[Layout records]
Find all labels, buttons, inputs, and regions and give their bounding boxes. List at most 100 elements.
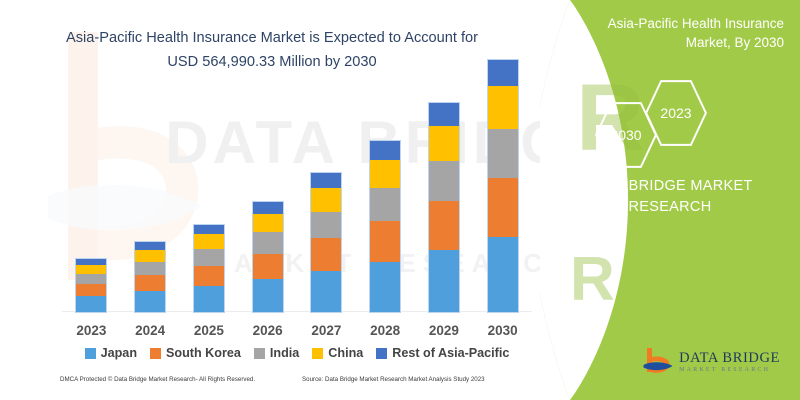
bar-segment[interactable] bbox=[76, 273, 107, 284]
bar-segment[interactable] bbox=[193, 248, 224, 266]
legend-item-rest-of-asia-pacific[interactable]: Rest of Asia-Pacific bbox=[376, 346, 509, 360]
legend-item-china[interactable]: China bbox=[312, 346, 363, 360]
x-axis-label-2028: 2028 bbox=[370, 323, 401, 338]
bar-segment[interactable] bbox=[311, 188, 342, 212]
svg-text:R: R bbox=[570, 245, 615, 314]
green-panel-shape: R R bbox=[540, 0, 800, 400]
legend-label: China bbox=[328, 346, 364, 360]
bar-segment[interactable] bbox=[252, 253, 283, 280]
x-axis-label-2029: 2029 bbox=[428, 323, 459, 338]
bar-segment[interactable] bbox=[252, 213, 283, 233]
bar-column-2027[interactable] bbox=[310, 172, 343, 313]
green-panel-title: Asia-Pacific Health Insurance Market, By… bbox=[572, 14, 784, 52]
bar-segment[interactable] bbox=[193, 233, 224, 249]
x-axis-label-2025: 2025 bbox=[193, 323, 224, 338]
bar-segment[interactable] bbox=[135, 250, 166, 262]
bar-segment[interactable] bbox=[252, 232, 283, 254]
legend-item-india[interactable]: India bbox=[253, 346, 300, 360]
page-title-line2: USD 564,990.33 Million by 2030 bbox=[167, 54, 377, 70]
legend-item-japan[interactable]: Japan bbox=[84, 346, 138, 360]
green-panel-brand-line2: RESEARCH bbox=[628, 199, 712, 215]
bar-segment[interactable] bbox=[428, 201, 459, 251]
bar-segment[interactable] bbox=[428, 125, 459, 161]
hexagon-2023-outline-icon bbox=[645, 80, 707, 146]
bar-segment[interactable] bbox=[487, 86, 518, 129]
watermark-b-logo-icon bbox=[48, 32, 202, 280]
page-title: Asia-Pacific Health Insurance Market is … bbox=[62, 26, 482, 74]
chart-x-axis-labels: 2023 2024 2025 2026 2027 2028 2029 2030 bbox=[62, 316, 532, 338]
x-axis-label-2026: 2026 bbox=[252, 323, 283, 338]
legend-label: Rest of Asia-Pacific bbox=[392, 346, 510, 360]
bar-segment[interactable] bbox=[135, 291, 166, 312]
bar-column-2030[interactable] bbox=[486, 59, 519, 313]
bar-segment[interactable] bbox=[76, 283, 107, 297]
legend-swatch-icon bbox=[376, 347, 388, 359]
bar-segment[interactable] bbox=[193, 265, 224, 287]
legend-swatch-icon bbox=[150, 347, 162, 359]
green-side-panel: R R Asia-Pacific Health Insurance Market… bbox=[540, 0, 800, 400]
brand-logo: DATA BRIDGE MARKET RESEARCH bbox=[643, 346, 780, 378]
hexagon-2030: 2030 bbox=[595, 102, 657, 168]
bar-column-2023[interactable] bbox=[75, 257, 108, 313]
bar-segment[interactable] bbox=[76, 264, 107, 274]
legend-swatch-icon bbox=[84, 347, 96, 359]
stacked-bar-chart bbox=[62, 59, 532, 313]
bar-segment[interactable] bbox=[487, 60, 518, 87]
legend-label: India bbox=[269, 346, 300, 360]
green-panel-brand-line1: DATA BRIDGE MARKET bbox=[587, 178, 753, 194]
bar-segment[interactable] bbox=[370, 261, 401, 312]
x-axis-label-2027: 2027 bbox=[311, 323, 342, 338]
bar-column-2029[interactable] bbox=[427, 101, 460, 313]
bar-column-2024[interactable] bbox=[134, 241, 167, 313]
bar-segment[interactable] bbox=[135, 274, 166, 292]
green-panel-title-line2: Market, By 2030 bbox=[685, 35, 784, 50]
brand-logo-text: DATA BRIDGE MARKET RESEARCH bbox=[679, 351, 780, 374]
bar-column-2028[interactable] bbox=[369, 140, 402, 313]
bar-segment[interactable] bbox=[370, 141, 401, 160]
bar-segment[interactable] bbox=[311, 173, 342, 189]
page-title-line1: Asia-Pacific Health Insurance Market is … bbox=[65, 30, 479, 46]
legend-label: South Korea bbox=[166, 346, 241, 360]
bar-segment[interactable] bbox=[370, 188, 401, 222]
bar-segment[interactable] bbox=[252, 201, 283, 214]
bar-segment[interactable] bbox=[487, 237, 518, 312]
bar-segment[interactable] bbox=[193, 286, 224, 312]
bar-segment[interactable] bbox=[193, 224, 224, 234]
bar-segment[interactable] bbox=[311, 211, 342, 239]
hexagon-2023-label: 2023 bbox=[660, 105, 692, 121]
bar-segment[interactable] bbox=[252, 279, 283, 312]
legend-swatch-icon bbox=[253, 347, 265, 359]
bar-segment[interactable] bbox=[370, 159, 401, 189]
brand-logo-tagline: MARKET RESEARCH bbox=[679, 367, 771, 374]
hexagon-2023: 2023 bbox=[645, 80, 707, 146]
legend-label: Japan bbox=[100, 346, 138, 360]
green-panel-brand: DATA BRIDGE MARKET RESEARCH bbox=[550, 176, 790, 218]
legend-item-south-korea[interactable]: South Korea bbox=[150, 346, 241, 360]
x-axis-label-2024: 2024 bbox=[135, 323, 166, 338]
footer-copyright: DMCA Protected © Data Bridge Market Rese… bbox=[60, 376, 256, 383]
bar-segment[interactable] bbox=[311, 270, 342, 312]
x-axis-label-2023: 2023 bbox=[76, 323, 107, 338]
bar-segment[interactable] bbox=[428, 102, 459, 126]
bar-segment[interactable] bbox=[428, 250, 459, 312]
bar-segment[interactable] bbox=[135, 261, 166, 275]
hexagon-2030-label: 2030 bbox=[610, 127, 642, 143]
bar-segment[interactable] bbox=[370, 221, 401, 262]
hexagon-2030-outline-icon bbox=[595, 102, 657, 168]
bar-segment[interactable] bbox=[311, 238, 342, 271]
green-panel-title-line1: Asia-Pacific Health Insurance bbox=[607, 16, 784, 31]
bar-segment[interactable] bbox=[428, 160, 459, 202]
bar-column-2025[interactable] bbox=[192, 223, 225, 313]
chart-plot-area bbox=[62, 59, 532, 313]
bar-column-2026[interactable] bbox=[251, 200, 284, 313]
brand-logo-mark-icon bbox=[643, 346, 673, 378]
bar-segment[interactable] bbox=[487, 177, 518, 238]
svg-text:R: R bbox=[576, 65, 645, 171]
bar-segment[interactable] bbox=[76, 258, 107, 265]
bar-segment[interactable] bbox=[76, 296, 107, 312]
chart-legend: Japan South Korea India China Rest of Asia-P… bbox=[62, 346, 532, 360]
chart-baseline bbox=[62, 311, 532, 312]
bar-segment[interactable] bbox=[487, 128, 518, 178]
bar-segment[interactable] bbox=[135, 242, 166, 251]
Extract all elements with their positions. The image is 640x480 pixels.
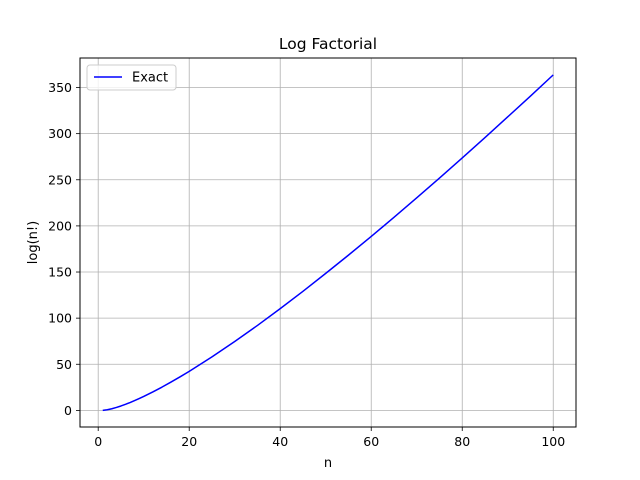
legend: Exact (86, 64, 177, 91)
x-tick-label: 80 (454, 434, 470, 449)
axis-ticks: 0 20 40 60 80 100 0 50 100 150 200 250 300 350 (48, 80, 565, 449)
y-tick-label: 100 (48, 311, 72, 326)
legend-label: Exact (132, 71, 168, 86)
x-tick-label: 0 (94, 434, 102, 449)
y-tick-label: 350 (48, 80, 72, 95)
plot-frame (79, 57, 577, 428)
x-tick-label: 20 (181, 434, 197, 449)
x-tick-label: 60 (363, 434, 379, 449)
series-layer (102, 74, 554, 412)
x-axis-label: n (324, 456, 332, 471)
x-tick-label: 100 (541, 434, 565, 449)
y-tick-label: 150 (48, 265, 72, 280)
y-tick-label: 0 (64, 403, 72, 418)
series-line-exact (102, 74, 554, 412)
x-tick-label: 40 (272, 434, 288, 449)
legend-box (86, 64, 177, 91)
y-axis-label: log(n!) (26, 221, 41, 264)
y-tick-label: 250 (48, 172, 72, 187)
y-tick-label: 300 (48, 126, 72, 141)
y-tick-label: 50 (56, 357, 72, 372)
chart-title: Log Factorial (279, 35, 377, 53)
y-tick-label: 200 (48, 218, 72, 233)
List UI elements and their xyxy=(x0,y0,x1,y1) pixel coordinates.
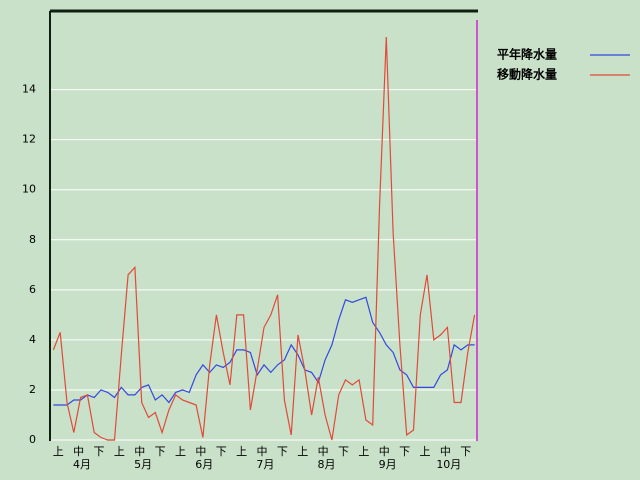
x-tick-label: 上 xyxy=(236,445,247,458)
x-tick-label: 上 xyxy=(297,445,308,458)
x-group-label: 9月 xyxy=(379,458,397,471)
y-tick-label: 6 xyxy=(29,283,36,296)
x-group-label: 5月 xyxy=(134,458,152,471)
x-tick-label: 下 xyxy=(460,445,471,458)
x-tick-label: 下 xyxy=(277,445,288,458)
plot-area: 02468101214上中下上中下上中下上中下上中下上中下上中下4月 5月 6月 7月… xyxy=(22,36,478,471)
x-group-label: 6月 xyxy=(195,458,213,471)
x-tick-label: 下 xyxy=(93,445,104,458)
x-tick-label: 上 xyxy=(53,445,64,458)
x-group-label: 8月 xyxy=(318,458,336,471)
y-tick-label: 14 xyxy=(22,83,36,96)
y-tick-label: 10 xyxy=(22,183,36,196)
x-tick-label: 下 xyxy=(399,445,410,458)
x-group-label: 7月 xyxy=(256,458,274,471)
y-tick-label: 12 xyxy=(22,133,36,146)
x-tick-label: 上 xyxy=(420,445,431,458)
x-tick-label: 中 xyxy=(318,445,329,458)
series-line xyxy=(53,296,475,406)
x-tick-label: 中 xyxy=(257,445,268,458)
x-group-label: 10月 xyxy=(436,458,461,471)
x-tick-label: 下 xyxy=(338,445,349,458)
y-tick-label: 2 xyxy=(29,383,36,396)
series-line xyxy=(52,36,476,441)
y-tick-label: 4 xyxy=(29,333,36,346)
legend-label: 移動降水量 xyxy=(497,67,557,82)
x-tick-label: 上 xyxy=(114,445,125,458)
x-tick-label: 中 xyxy=(73,445,84,458)
x-tick-label: 中 xyxy=(195,445,206,458)
x-tick-label: 中 xyxy=(134,445,145,458)
y-tick-label: 8 xyxy=(29,233,36,246)
x-tick-label: 中 xyxy=(440,445,451,458)
x-tick-label: 下 xyxy=(216,445,227,458)
legend-label: 平年降水量 xyxy=(497,47,557,62)
x-tick-label: 上 xyxy=(175,445,186,458)
x-group-label: 4月 xyxy=(73,458,91,471)
x-tick-label: 上 xyxy=(358,445,369,458)
x-tick-label: 中 xyxy=(379,445,390,458)
x-tick-label: 下 xyxy=(155,445,166,458)
y-tick-label: 0 xyxy=(29,433,36,446)
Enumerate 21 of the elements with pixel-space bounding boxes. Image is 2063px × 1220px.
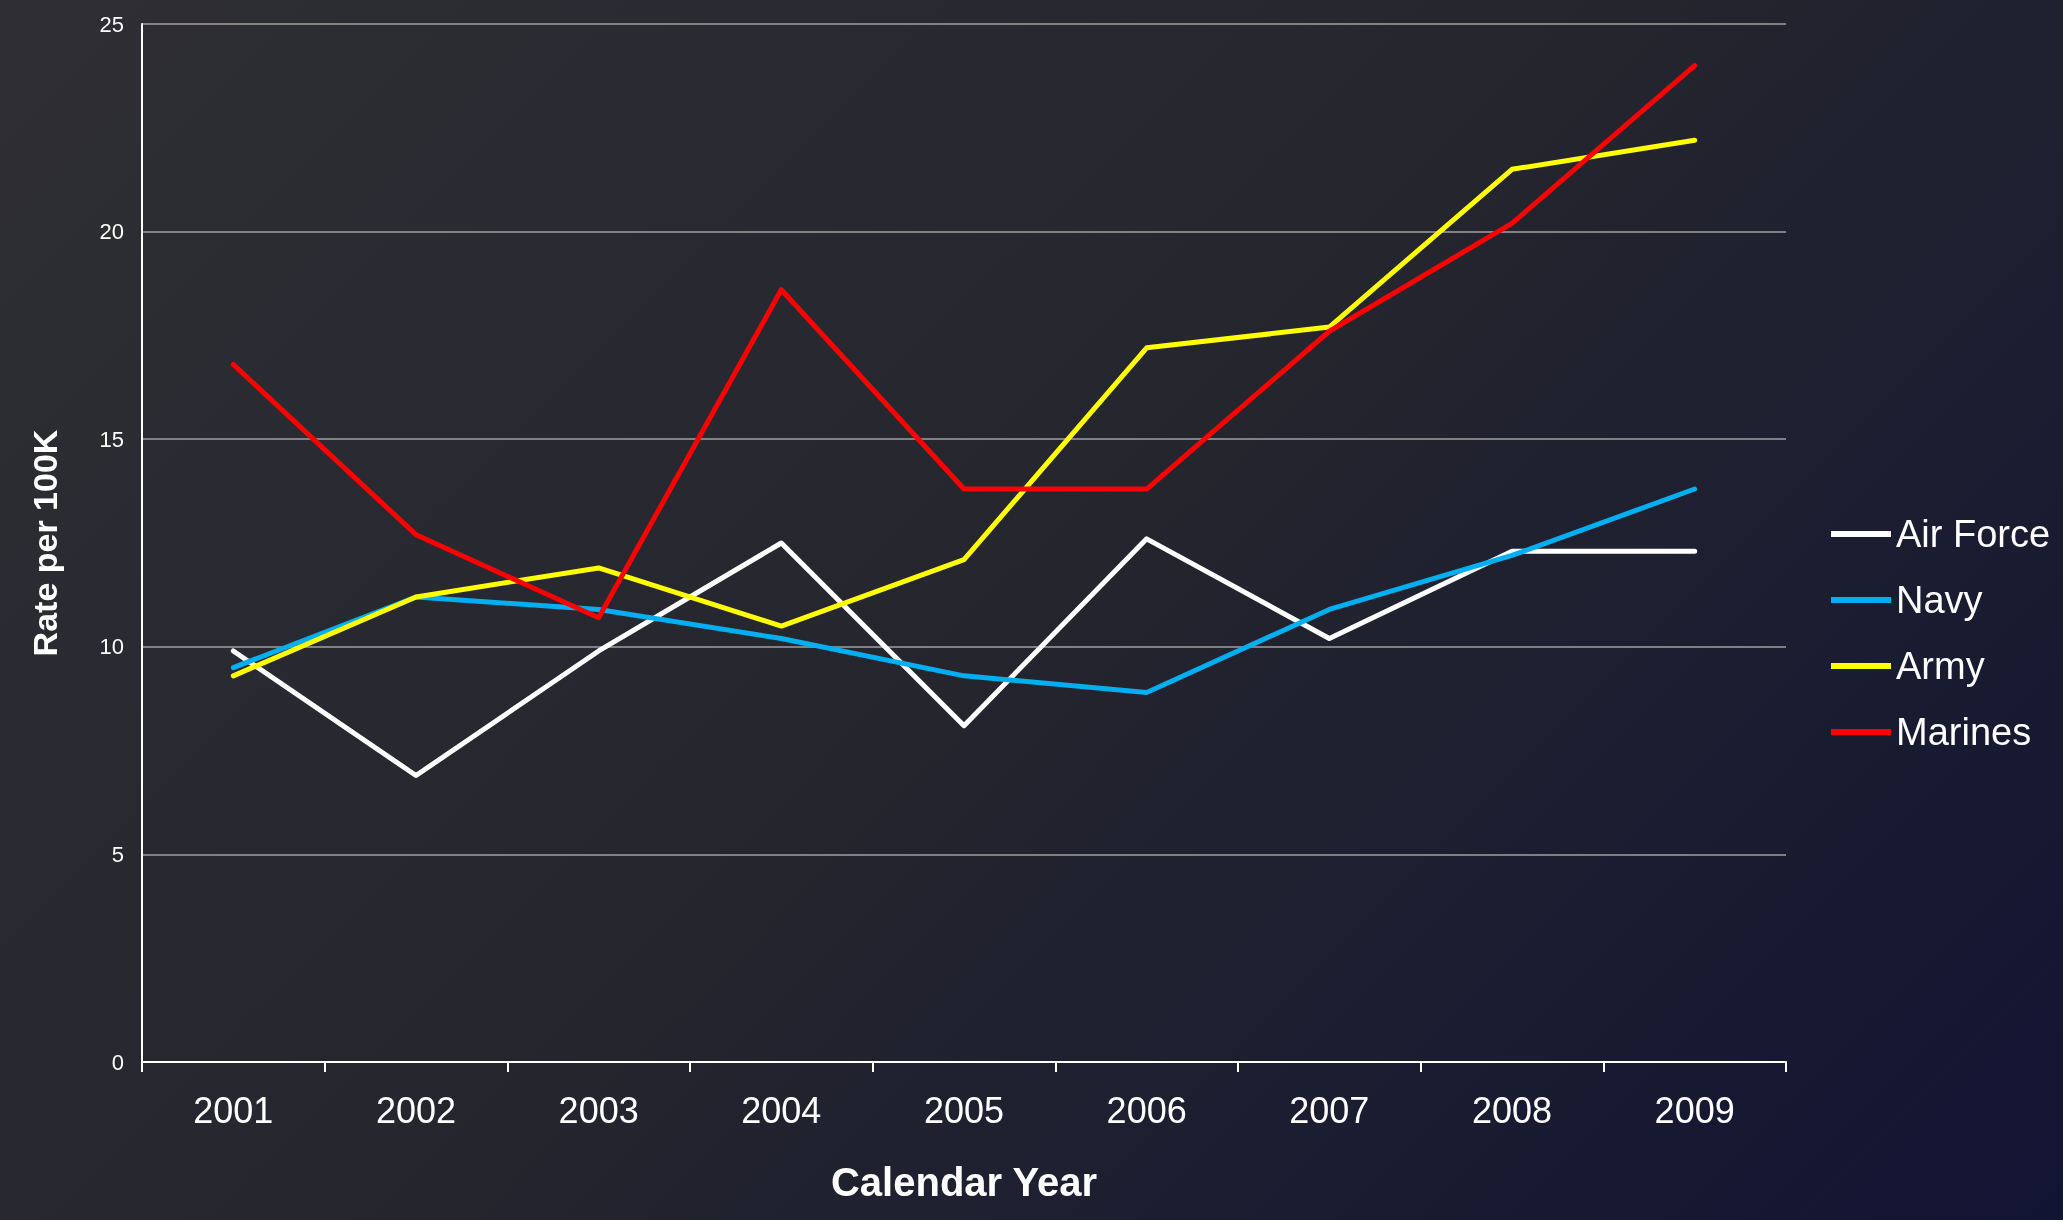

**To be done**
Return the lines of the data starting at the line that contains "legend: Exact (86, 64, 177, 91)" and ending at the line that contains "List UI elements", with both of those lines included. Copy them exactly as they appear.

**Reply to the task**
legend: Exact (86, 64, 177, 91)
x-tick-label: 80 (454, 434, 470, 449)
axis-ticks: 0 20 40 60 80 100 0 50 100 150 200 250 300 350 (48, 80, 565, 449)
y-tick-label: 100 (48, 311, 72, 326)
legend-label: Exact (132, 71, 168, 86)
x-tick-label: 0 (94, 434, 102, 449)
y-tick-label: 350 (48, 80, 72, 95)
plot-frame (79, 57, 577, 428)
x-tick-label: 20 (181, 434, 197, 449)
x-tick-label: 60 (363, 434, 379, 449)
series-layer (102, 74, 554, 412)
x-axis-label: n (324, 456, 332, 471)
x-tick-label: 100 (541, 434, 565, 449)
y-tick-label: 150 (48, 265, 72, 280)
y-tick-label: 0 (64, 403, 72, 418)
series-line-exact (102, 74, 554, 412)
x-tick-label: 40 (272, 434, 288, 449)
legend-box (86, 64, 177, 91)
y-axis-label: log(n!) (26, 221, 41, 264)
y-tick-label: 250 (48, 172, 72, 187)
y-tick-label: 300 (48, 126, 72, 141)
y-tick-label: 50 (56, 357, 72, 372)
chart-title: Log Factorial (279, 35, 377, 53)
y-tick-label: 200 (48, 218, 72, 233)
List UI elements and their xyxy=(x0,y0,x1,y1) pixel coordinates.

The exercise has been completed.